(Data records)

>> START

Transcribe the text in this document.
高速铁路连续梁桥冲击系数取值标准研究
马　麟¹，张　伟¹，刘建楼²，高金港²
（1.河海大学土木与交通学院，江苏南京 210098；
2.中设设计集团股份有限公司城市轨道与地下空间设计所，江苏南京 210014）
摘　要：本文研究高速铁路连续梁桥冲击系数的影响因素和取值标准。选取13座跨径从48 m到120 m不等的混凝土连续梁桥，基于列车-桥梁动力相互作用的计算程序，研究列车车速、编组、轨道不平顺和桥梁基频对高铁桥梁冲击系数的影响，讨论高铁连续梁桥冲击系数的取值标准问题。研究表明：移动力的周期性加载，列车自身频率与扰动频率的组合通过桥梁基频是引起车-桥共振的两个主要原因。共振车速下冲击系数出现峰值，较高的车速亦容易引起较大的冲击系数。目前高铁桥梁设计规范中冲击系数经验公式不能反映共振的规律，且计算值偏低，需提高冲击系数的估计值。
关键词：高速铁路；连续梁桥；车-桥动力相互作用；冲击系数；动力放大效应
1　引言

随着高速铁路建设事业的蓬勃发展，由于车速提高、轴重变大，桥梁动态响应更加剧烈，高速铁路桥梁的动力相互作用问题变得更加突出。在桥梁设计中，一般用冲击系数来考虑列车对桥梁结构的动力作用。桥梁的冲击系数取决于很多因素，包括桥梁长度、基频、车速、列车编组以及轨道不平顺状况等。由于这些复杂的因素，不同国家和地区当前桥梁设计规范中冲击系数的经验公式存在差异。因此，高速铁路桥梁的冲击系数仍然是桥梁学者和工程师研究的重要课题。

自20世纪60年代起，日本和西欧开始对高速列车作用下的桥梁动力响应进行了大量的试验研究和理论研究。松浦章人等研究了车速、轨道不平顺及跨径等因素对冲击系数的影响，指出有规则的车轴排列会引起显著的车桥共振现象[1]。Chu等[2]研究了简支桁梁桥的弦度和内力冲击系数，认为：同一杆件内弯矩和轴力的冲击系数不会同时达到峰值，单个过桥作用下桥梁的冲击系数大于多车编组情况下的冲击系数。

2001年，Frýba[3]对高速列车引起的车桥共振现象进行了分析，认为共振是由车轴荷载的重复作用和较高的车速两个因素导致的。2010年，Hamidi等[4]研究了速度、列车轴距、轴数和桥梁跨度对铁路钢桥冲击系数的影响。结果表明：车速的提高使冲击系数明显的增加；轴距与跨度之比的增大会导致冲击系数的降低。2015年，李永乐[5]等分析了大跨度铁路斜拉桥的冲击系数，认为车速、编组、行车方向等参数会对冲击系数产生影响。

>> END

- [Problem] Write out all the records above again, exactly as they stand.

- [Solution to this problem]
Transcribe the text in this document.
高速铁路连续梁桥冲击系数取值标准研究
马　麟¹，张　伟¹，刘建楼²，高金港²
（1.河海大学土木与交通学院，江苏南京 210098；
2.中设设计集团股份有限公司城市轨道与地下空间设计所，江苏南京 210014）
摘　要：本文研究高速铁路连续梁桥冲击系数的影响因素和取值标准。选取13座跨径从48 m到120 m不等的混凝土连续梁桥，基于列车-桥梁动力相互作用的计算程序，研究列车车速、编组、轨道不平顺和桥梁基频对高铁桥梁冲击系数的影响，讨论高铁连续梁桥冲击系数的取值标准问题。研究表明：移动力的周期性加载，列车自身频率与扰动频率的组合通过桥梁基频是引起车-桥共振的两个主要原因。共振车速下冲击系数出现峰值，较高的车速亦容易引起较大的冲击系数。目前高铁桥梁设计规范中冲击系数经验公式不能反映共振的规律，且计算值偏低，需提高冲击系数的估计值。
关键词：高速铁路；连续梁桥；车-桥动力相互作用；冲击系数；动力放大效应
1　引言

随着高速铁路建设事业的蓬勃发展，由于车速提高、轴重变大，桥梁动态响应更加剧烈，高速铁路桥梁的动力相互作用问题变得更加突出。在桥梁设计中，一般用冲击系数来考虑列车对桥梁结构的动力作用。桥梁的冲击系数取决于很多因素，包括桥梁长度、基频、车速、列车编组以及轨道不平顺状况等。由于这些复杂的因素，不同国家和地区当前桥梁设计规范中冲击系数的经验公式存在差异。因此，高速铁路桥梁的冲击系数仍然是桥梁学者和工程师研究的重要课题。

自20世纪60年代起，日本和西欧开始对高速列车作用下的桥梁动力响应进行了大量的试验研究和理论研究。松浦章人等研究了车速、轨道不平顺及跨径等因素对冲击系数的影响，指出有规则的车轴排列会引起显著的车桥共振现象[1]。Chu等[2]研究了简支桁梁桥的弦度和内力冲击系数，认为：同一杆件内弯矩和轴力的冲击系数不会同时达到峰值，单个过桥作用下桥梁的冲击系数大于多车编组情况下的冲击系数。

2001年，Frýba[3]对高速列车引起的车桥共振现象进行了分析，认为共振是由车轴荷载的重复作用和较高的车速两个因素导致的。2010年，Hamidi等[4]研究了速度、列车轴距、轴数和桥梁跨度对铁路钢桥冲击系数的影响。结果表明：车速的提高使冲击系数明显的增加；轴距与跨度之比的增大会导致冲击系数的降低。2015年，李永乐[5]等分析了大跨度铁路斜拉桥的冲击系数，认为车速、编组、行车方向等参数会对冲击系数产生影响。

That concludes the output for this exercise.